--- BEGIN Supplied records ---
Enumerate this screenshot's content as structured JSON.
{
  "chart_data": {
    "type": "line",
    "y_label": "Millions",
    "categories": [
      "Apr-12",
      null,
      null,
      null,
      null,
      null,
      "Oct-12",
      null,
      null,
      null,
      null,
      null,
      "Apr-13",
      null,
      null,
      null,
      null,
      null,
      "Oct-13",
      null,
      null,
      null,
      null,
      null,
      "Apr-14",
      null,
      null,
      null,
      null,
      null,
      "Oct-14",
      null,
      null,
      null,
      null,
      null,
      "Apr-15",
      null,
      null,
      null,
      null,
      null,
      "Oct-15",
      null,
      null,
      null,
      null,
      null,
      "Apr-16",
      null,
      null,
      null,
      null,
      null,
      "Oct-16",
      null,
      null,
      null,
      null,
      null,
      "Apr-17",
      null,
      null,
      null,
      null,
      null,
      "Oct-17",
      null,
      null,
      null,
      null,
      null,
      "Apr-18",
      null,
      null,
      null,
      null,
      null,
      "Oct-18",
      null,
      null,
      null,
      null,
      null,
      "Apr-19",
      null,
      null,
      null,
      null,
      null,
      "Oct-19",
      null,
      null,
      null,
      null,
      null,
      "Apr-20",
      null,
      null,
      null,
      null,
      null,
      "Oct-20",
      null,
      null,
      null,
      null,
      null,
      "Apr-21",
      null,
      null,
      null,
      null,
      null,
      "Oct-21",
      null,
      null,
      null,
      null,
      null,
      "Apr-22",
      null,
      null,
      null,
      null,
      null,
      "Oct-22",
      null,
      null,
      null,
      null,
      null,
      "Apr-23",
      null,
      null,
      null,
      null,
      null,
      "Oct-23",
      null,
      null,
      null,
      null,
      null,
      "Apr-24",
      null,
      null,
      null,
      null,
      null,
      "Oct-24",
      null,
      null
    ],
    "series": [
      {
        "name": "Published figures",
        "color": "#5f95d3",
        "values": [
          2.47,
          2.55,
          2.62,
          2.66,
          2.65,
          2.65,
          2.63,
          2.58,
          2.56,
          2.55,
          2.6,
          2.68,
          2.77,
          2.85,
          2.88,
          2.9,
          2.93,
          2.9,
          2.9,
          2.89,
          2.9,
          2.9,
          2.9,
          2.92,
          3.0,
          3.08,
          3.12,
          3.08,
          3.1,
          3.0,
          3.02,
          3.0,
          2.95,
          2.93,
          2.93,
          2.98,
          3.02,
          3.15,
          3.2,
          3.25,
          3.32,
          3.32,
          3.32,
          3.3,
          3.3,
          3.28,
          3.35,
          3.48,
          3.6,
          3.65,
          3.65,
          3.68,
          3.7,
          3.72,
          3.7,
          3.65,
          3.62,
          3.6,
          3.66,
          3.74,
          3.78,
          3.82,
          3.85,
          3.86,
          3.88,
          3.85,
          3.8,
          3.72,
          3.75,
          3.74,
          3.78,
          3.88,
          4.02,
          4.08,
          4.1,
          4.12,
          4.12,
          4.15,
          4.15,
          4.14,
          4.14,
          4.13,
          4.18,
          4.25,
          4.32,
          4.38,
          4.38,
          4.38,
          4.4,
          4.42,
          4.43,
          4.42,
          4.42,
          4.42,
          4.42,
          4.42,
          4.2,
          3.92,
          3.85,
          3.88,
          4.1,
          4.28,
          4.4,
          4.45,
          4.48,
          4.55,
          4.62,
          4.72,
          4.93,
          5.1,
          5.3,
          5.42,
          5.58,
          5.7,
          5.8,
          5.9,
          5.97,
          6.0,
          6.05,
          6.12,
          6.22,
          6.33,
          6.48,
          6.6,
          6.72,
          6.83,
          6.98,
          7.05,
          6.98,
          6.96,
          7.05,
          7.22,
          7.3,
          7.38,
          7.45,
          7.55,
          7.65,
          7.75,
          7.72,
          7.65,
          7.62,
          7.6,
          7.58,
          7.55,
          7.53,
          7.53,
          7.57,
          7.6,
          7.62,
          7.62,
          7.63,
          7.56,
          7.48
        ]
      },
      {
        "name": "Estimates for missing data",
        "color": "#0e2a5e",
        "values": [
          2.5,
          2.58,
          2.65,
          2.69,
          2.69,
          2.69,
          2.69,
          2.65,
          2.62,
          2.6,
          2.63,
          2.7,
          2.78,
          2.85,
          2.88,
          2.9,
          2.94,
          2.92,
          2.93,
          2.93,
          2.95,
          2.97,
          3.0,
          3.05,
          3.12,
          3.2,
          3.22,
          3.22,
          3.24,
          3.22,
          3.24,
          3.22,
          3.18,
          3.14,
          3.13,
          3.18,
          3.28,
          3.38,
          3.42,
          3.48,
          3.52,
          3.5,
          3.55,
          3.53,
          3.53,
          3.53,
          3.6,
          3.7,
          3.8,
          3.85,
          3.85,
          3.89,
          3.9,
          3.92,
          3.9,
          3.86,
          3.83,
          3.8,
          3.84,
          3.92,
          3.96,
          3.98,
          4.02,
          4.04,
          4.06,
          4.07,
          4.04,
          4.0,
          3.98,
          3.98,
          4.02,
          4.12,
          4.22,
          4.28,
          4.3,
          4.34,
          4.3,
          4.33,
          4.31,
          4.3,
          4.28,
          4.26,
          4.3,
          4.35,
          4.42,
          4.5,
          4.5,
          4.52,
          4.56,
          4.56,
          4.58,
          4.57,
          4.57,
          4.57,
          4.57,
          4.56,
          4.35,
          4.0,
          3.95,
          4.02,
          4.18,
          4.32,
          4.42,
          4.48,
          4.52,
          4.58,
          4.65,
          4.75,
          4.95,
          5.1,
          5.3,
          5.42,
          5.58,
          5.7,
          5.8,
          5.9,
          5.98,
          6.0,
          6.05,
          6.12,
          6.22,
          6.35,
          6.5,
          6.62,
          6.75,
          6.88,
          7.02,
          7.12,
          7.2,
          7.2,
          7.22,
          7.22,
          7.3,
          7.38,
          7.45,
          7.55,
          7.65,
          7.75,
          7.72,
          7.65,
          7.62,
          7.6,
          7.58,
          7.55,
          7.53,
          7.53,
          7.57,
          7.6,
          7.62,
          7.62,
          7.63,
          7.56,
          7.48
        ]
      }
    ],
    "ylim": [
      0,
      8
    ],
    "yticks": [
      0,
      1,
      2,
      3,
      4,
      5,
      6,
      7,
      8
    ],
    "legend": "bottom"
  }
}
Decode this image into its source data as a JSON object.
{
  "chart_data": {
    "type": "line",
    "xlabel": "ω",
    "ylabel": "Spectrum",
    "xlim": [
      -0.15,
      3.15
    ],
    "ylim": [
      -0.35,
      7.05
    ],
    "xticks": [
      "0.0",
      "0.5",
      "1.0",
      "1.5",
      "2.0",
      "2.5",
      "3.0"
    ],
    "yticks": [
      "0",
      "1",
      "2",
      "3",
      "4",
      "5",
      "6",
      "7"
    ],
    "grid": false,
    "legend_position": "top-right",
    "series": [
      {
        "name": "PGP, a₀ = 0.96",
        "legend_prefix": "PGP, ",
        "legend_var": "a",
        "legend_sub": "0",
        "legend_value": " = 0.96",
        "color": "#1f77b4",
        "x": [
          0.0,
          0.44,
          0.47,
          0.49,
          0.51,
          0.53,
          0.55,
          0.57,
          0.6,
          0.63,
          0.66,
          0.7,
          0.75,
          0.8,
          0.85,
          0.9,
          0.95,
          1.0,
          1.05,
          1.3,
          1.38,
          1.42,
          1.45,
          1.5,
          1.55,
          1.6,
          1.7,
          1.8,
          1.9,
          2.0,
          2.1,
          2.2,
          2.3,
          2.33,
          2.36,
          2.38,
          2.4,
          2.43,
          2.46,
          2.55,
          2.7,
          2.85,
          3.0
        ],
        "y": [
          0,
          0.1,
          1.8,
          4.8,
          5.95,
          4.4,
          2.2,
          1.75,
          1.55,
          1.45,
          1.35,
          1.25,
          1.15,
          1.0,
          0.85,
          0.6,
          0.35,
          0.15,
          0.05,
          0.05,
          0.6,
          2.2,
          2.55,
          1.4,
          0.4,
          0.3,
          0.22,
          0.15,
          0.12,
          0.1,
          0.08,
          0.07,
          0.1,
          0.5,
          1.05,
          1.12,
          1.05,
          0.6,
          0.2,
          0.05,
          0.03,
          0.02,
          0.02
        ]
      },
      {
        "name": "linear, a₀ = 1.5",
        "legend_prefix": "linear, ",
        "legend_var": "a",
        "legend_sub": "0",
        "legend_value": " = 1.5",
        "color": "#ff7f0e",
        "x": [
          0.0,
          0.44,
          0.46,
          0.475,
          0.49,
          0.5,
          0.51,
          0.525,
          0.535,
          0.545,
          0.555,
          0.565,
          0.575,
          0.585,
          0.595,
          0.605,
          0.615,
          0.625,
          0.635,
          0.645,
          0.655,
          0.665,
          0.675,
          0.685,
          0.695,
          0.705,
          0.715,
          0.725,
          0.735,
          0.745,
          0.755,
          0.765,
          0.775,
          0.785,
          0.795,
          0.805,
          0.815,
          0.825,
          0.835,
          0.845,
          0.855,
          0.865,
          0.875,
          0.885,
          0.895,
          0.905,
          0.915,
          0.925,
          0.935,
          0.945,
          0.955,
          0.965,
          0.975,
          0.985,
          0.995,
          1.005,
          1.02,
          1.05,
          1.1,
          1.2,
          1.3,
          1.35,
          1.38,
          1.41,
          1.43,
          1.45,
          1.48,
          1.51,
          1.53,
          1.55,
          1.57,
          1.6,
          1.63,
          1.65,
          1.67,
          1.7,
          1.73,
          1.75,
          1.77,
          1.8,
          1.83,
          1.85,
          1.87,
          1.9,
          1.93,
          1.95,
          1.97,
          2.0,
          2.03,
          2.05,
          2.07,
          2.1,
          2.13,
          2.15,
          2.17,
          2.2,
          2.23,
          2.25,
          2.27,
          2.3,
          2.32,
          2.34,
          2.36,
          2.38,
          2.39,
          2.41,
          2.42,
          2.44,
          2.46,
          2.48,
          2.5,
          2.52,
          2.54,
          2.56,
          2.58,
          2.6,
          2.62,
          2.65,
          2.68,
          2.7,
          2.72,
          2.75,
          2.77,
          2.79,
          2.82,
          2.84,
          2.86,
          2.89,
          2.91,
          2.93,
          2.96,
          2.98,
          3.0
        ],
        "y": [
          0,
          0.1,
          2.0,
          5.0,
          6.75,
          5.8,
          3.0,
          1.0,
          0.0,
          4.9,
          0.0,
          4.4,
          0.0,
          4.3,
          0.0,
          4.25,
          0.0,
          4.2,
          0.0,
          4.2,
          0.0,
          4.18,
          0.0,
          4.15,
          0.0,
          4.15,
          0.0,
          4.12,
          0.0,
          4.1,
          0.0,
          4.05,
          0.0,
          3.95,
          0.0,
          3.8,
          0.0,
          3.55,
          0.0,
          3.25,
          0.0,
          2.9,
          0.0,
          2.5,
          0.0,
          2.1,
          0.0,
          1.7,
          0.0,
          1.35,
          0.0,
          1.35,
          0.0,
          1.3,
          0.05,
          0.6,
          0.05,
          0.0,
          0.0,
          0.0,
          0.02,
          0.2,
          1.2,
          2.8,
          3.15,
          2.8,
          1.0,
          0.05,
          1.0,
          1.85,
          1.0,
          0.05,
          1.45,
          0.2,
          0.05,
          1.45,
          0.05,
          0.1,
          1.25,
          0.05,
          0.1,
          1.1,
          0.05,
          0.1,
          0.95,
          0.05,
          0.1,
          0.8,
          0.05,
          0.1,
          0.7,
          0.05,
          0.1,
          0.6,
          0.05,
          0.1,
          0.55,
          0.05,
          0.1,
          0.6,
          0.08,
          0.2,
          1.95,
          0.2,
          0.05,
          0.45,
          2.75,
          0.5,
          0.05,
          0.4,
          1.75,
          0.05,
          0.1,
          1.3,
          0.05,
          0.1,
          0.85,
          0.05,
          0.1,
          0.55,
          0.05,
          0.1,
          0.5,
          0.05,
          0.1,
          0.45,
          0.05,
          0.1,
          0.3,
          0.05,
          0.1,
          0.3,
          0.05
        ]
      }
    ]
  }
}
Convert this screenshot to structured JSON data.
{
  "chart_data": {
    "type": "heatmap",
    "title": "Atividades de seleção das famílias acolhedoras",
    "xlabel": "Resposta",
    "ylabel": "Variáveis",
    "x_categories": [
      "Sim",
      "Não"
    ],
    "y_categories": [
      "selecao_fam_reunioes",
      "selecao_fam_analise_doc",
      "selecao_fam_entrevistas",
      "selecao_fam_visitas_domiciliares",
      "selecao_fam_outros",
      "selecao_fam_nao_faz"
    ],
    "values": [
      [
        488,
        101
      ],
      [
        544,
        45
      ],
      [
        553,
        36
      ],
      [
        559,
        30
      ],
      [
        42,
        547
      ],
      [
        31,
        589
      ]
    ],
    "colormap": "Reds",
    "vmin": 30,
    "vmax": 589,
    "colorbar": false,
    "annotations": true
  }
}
--- END Supplied records ---
Work to do – Find the line that contains "Convert this screenshot" in the listing above. Retype it and every line after it up to the last, exactly, and nothing else.

Response to this task –
Convert this screenshot to structured JSON data.
{
  "chart_data": {
    "type": "heatmap",
    "title": "Atividades de seleção das famílias acolhedoras",
    "xlabel": "Resposta",
    "ylabel": "Variáveis",
    "x_categories": [
      "Sim",
      "Não"
    ],
    "y_categories": [
      "selecao_fam_reunioes",
      "selecao_fam_analise_doc",
      "selecao_fam_entrevistas",
      "selecao_fam_visitas_domiciliares",
      "selecao_fam_outros",
      "selecao_fam_nao_faz"
    ],
    "values": [
      [
        488,
        101
      ],
      [
        544,
        45
      ],
      [
        553,
        36
      ],
      [
        559,
        30
      ],
      [
        42,
        547
      ],
      [
        31,
        589
      ]
    ],
    "colormap": "Reds",
    "vmin": 30,
    "vmax": 589,
    "colorbar": false,
    "annotations": true
  }
}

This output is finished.